Where a line holds the word "Practice", copy that line.

> **Excerpted records**:
--- Start ---

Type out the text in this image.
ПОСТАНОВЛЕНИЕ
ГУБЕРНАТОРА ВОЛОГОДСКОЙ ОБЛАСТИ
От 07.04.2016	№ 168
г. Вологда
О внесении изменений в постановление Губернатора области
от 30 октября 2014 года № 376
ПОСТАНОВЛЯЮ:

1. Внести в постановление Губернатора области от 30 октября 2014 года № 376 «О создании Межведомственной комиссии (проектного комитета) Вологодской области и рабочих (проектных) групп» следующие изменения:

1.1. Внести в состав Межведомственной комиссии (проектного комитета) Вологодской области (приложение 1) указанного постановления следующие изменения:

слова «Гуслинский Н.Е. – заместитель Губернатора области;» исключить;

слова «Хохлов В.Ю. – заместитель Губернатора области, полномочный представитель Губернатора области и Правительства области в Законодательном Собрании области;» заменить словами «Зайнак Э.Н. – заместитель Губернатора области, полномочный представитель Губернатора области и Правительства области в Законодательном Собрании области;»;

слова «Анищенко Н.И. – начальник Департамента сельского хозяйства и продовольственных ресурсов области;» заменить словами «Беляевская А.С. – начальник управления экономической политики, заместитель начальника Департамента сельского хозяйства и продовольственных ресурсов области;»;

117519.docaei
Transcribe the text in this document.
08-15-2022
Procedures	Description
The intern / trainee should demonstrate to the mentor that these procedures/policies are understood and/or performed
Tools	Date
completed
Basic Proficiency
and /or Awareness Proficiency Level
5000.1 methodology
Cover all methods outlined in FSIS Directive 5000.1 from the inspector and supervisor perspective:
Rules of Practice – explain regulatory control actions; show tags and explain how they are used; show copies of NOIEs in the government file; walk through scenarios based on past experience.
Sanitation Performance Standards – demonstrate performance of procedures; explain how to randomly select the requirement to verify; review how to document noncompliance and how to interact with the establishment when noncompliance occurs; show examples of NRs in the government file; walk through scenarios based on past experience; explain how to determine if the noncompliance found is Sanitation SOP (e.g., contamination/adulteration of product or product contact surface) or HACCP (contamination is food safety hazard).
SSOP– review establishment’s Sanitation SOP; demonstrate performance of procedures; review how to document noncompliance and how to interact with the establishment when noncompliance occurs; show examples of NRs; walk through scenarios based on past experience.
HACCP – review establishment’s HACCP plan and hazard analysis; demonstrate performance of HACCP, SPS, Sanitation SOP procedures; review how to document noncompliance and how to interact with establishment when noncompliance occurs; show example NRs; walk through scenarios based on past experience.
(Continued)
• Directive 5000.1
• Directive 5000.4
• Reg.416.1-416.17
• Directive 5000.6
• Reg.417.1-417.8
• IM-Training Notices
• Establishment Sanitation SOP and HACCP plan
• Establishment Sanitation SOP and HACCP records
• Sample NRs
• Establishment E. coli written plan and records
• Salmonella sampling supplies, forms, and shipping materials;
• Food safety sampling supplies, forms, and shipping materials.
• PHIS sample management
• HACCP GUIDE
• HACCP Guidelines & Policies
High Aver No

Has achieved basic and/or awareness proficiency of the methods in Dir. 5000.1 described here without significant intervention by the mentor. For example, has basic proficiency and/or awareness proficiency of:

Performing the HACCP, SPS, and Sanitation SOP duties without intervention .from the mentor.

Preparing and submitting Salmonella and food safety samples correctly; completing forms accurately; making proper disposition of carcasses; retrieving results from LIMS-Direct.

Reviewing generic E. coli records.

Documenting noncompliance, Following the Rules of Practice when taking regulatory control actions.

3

--- End ---

> **Response for this exercise**:
Rules of Practice – explain regulatory control actions; show tags and explain how they are used; show copies of NOIEs in the government file; walk through scenarios based on past experience.
Documenting noncompliance, Following the Rules of Practice when taking regulatory control actions.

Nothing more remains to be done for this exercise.